§ **Given problem**: Please write the listing below out again exactly, leaving every picture behind.

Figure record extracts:
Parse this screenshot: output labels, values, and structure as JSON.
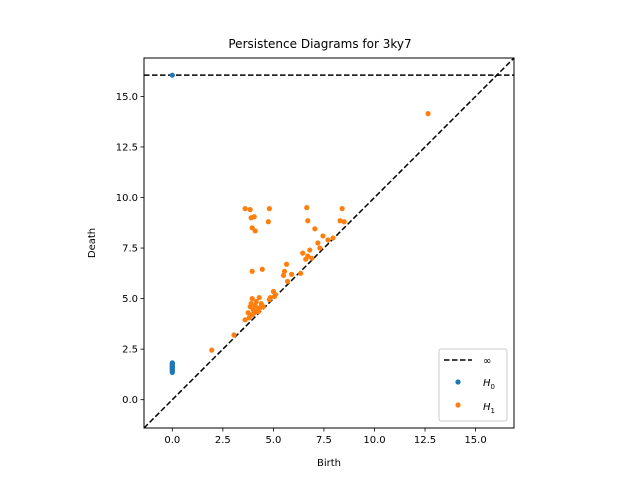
{
  "chart_data": {
    "type": "scatter",
    "title": "Persistence Diagrams for 3ky7",
    "xlabel": "Birth",
    "ylabel": "Death",
    "xlim": [
      -1.4,
      16.9
    ],
    "ylim": [
      -1.4,
      16.9
    ],
    "x_ticks": [
      0.0,
      2.5,
      5.0,
      7.5,
      10.0,
      12.5,
      15.0
    ],
    "x_tick_labels": [
      "0.0",
      "2.5",
      "5.0",
      "7.5",
      "10.0",
      "12.5",
      "15.0"
    ],
    "y_ticks": [
      0.0,
      2.5,
      5.0,
      7.5,
      10.0,
      12.5,
      15.0
    ],
    "y_tick_labels": [
      "0.0",
      "2.5",
      "5.0",
      "7.5",
      "10.0",
      "12.5",
      "15.0"
    ],
    "grid": false,
    "legend_position": "bottom-right",
    "infinity_line": {
      "label": "∞",
      "y": 16.05,
      "style": "dashed",
      "color": "#000000"
    },
    "diagonal": {
      "style": "dashed",
      "color": "#000000"
    },
    "series": [
      {
        "name": "H",
        "subscript": "0",
        "color": "#1f77b4",
        "points": [
          [
            0.0,
            16.05
          ],
          [
            0.0,
            1.35
          ],
          [
            0.0,
            1.42
          ],
          [
            0.0,
            1.48
          ],
          [
            0.0,
            1.53
          ],
          [
            0.0,
            1.58
          ],
          [
            0.0,
            1.63
          ],
          [
            0.0,
            1.68
          ],
          [
            0.0,
            1.73
          ],
          [
            0.0,
            1.78
          ],
          [
            0.0,
            1.82
          ]
        ]
      },
      {
        "name": "H",
        "subscript": "1",
        "color": "#ff7f0e",
        "points": [
          [
            1.95,
            2.45
          ],
          [
            3.05,
            3.2
          ],
          [
            3.6,
            3.95
          ],
          [
            3.75,
            4.3
          ],
          [
            3.8,
            4.05
          ],
          [
            3.85,
            4.6
          ],
          [
            3.9,
            4.75
          ],
          [
            3.95,
            4.2
          ],
          [
            3.95,
            5.0
          ],
          [
            4.0,
            4.45
          ],
          [
            4.05,
            4.3
          ],
          [
            4.1,
            4.65
          ],
          [
            4.15,
            4.85
          ],
          [
            4.2,
            4.5
          ],
          [
            4.25,
            4.35
          ],
          [
            4.3,
            5.05
          ],
          [
            4.35,
            4.55
          ],
          [
            4.4,
            4.75
          ],
          [
            4.5,
            4.6
          ],
          [
            4.8,
            4.95
          ],
          [
            4.85,
            5.05
          ],
          [
            5.0,
            5.35
          ],
          [
            5.05,
            5.1
          ],
          [
            5.1,
            5.2
          ],
          [
            5.5,
            6.15
          ],
          [
            5.55,
            6.35
          ],
          [
            5.65,
            6.7
          ],
          [
            5.7,
            5.85
          ],
          [
            5.9,
            6.2
          ],
          [
            6.35,
            6.25
          ],
          [
            6.45,
            7.25
          ],
          [
            6.6,
            6.95
          ],
          [
            6.7,
            7.1
          ],
          [
            6.8,
            7.4
          ],
          [
            6.9,
            7.0
          ],
          [
            7.05,
            8.45
          ],
          [
            7.2,
            7.75
          ],
          [
            7.3,
            7.5
          ],
          [
            7.45,
            8.1
          ],
          [
            7.7,
            7.9
          ],
          [
            7.95,
            8.0
          ],
          [
            8.3,
            8.85
          ],
          [
            8.4,
            9.45
          ],
          [
            8.5,
            8.8
          ],
          [
            3.6,
            9.45
          ],
          [
            3.85,
            9.4
          ],
          [
            3.9,
            9.0
          ],
          [
            3.95,
            8.5
          ],
          [
            4.05,
            9.05
          ],
          [
            4.1,
            8.35
          ],
          [
            4.75,
            8.8
          ],
          [
            4.8,
            9.45
          ],
          [
            6.65,
            9.5
          ],
          [
            6.7,
            8.85
          ],
          [
            3.95,
            6.35
          ],
          [
            4.45,
            6.45
          ],
          [
            12.65,
            14.15
          ]
        ]
      }
    ]
  }
}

§ **The reply**:
Parse this screenshot: output labels, values, and structure as JSON.
{
  "chart_data": {
    "type": "scatter",
    "title": "Persistence Diagrams for 3ky7",
    "xlabel": "Birth",
    "ylabel": "Death",
    "xlim": [
      -1.4,
      16.9
    ],
    "ylim": [
      -1.4,
      16.9
    ],
    "x_ticks": [
      0.0,
      2.5,
      5.0,
      7.5,
      10.0,
      12.5,
      15.0
    ],
    "x_tick_labels": [
      "0.0",
      "2.5",
      "5.0",
      "7.5",
      "10.0",
      "12.5",
      "15.0"
    ],
    "y_ticks": [
      0.0,
      2.5,
      5.0,
      7.5,
      10.0,
      12.5,
      15.0
    ],
    "y_tick_labels": [
      "0.0",
      "2.5",
      "5.0",
      "7.5",
      "10.0",
      "12.5",
      "15.0"
    ],
    "grid": false,
    "legend_position": "bottom-right",
    "infinity_line": {
      "label": "∞",
      "y": 16.05,
      "style": "dashed",
      "color": "#000000"
    },
    "diagonal": {
      "style": "dashed",
      "color": "#000000"
    },
    "series": [
      {
        "name": "H",
        "subscript": "0",
        "color": "#1f77b4",
        "points": [
          [
            0.0,
            16.05
          ],
          [
            0.0,
            1.35
          ],
          [
            0.0,
            1.42
          ],
          [
            0.0,
            1.48
          ],
          [
            0.0,
            1.53
          ],
          [
            0.0,
            1.58
          ],
          [
            0.0,
            1.63
          ],
          [
            0.0,
            1.68
          ],
          [
            0.0,
            1.73
          ],
          [
            0.0,
            1.78
          ],
          [
            0.0,
            1.82
          ]
        ]
      },
      {
        "name": "H",
        "subscript": "1",
        "color": "#ff7f0e",
        "points": [
          [
            1.95,
            2.45
          ],
          [
            3.05,
            3.2
          ],
          [
            3.6,
            3.95
          ],
          [
            3.75,
            4.3
          ],
          [
            3.8,
            4.05
          ],
          [
            3.85,
            4.6
          ],
          [
            3.9,
            4.75
          ],
          [
            3.95,
            4.2
          ],
          [
            3.95,
            5.0
          ],
          [
            4.0,
            4.45
          ],
          [
            4.05,
            4.3
          ],
          [
            4.1,
            4.65
          ],
          [
            4.15,
            4.85
          ],
          [
            4.2,
            4.5
          ],
          [
            4.25,
            4.35
          ],
          [
            4.3,
            5.05
          ],
          [
            4.35,
            4.55
          ],
          [
            4.4,
            4.75
          ],
          [
            4.5,
            4.6
          ],
          [
            4.8,
            4.95
          ],
          [
            4.85,
            5.05
          ],
          [
            5.0,
            5.35
          ],
          [
            5.05,
            5.1
          ],
          [
            5.1,
            5.2
          ],
          [
            5.5,
            6.15
          ],
          [
            5.55,
            6.35
          ],
          [
            5.65,
            6.7
          ],
          [
            5.7,
            5.85
          ],
          [
            5.9,
            6.2
          ],
          [
            6.35,
            6.25
          ],
          [
            6.45,
            7.25
          ],
          [
            6.6,
            6.95
          ],
          [
            6.7,
            7.1
          ],
          [
            6.8,
            7.4
          ],
          [
            6.9,
            7.0
          ],
          [
            7.05,
            8.45
          ],
          [
            7.2,
            7.75
          ],
          [
            7.3,
            7.5
          ],
          [
            7.45,
            8.1
          ],
          [
            7.7,
            7.9
          ],
          [
            7.95,
            8.0
          ],
          [
            8.3,
            8.85
          ],
          [
            8.4,
            9.45
          ],
          [
            8.5,
            8.8
          ],
          [
            3.6,
            9.45
          ],
          [
            3.85,
            9.4
          ],
          [
            3.9,
            9.0
          ],
          [
            3.95,
            8.5
          ],
          [
            4.05,
            9.05
          ],
          [
            4.1,
            8.35
          ],
          [
            4.75,
            8.8
          ],
          [
            4.8,
            9.45
          ],
          [
            6.65,
            9.5
          ],
          [
            6.7,
            8.85
          ],
          [
            3.95,
            6.35
          ],
          [
            4.45,
            6.45
          ],
          [
            12.65,
            14.15
          ]
        ]
      }
    ]
  }
}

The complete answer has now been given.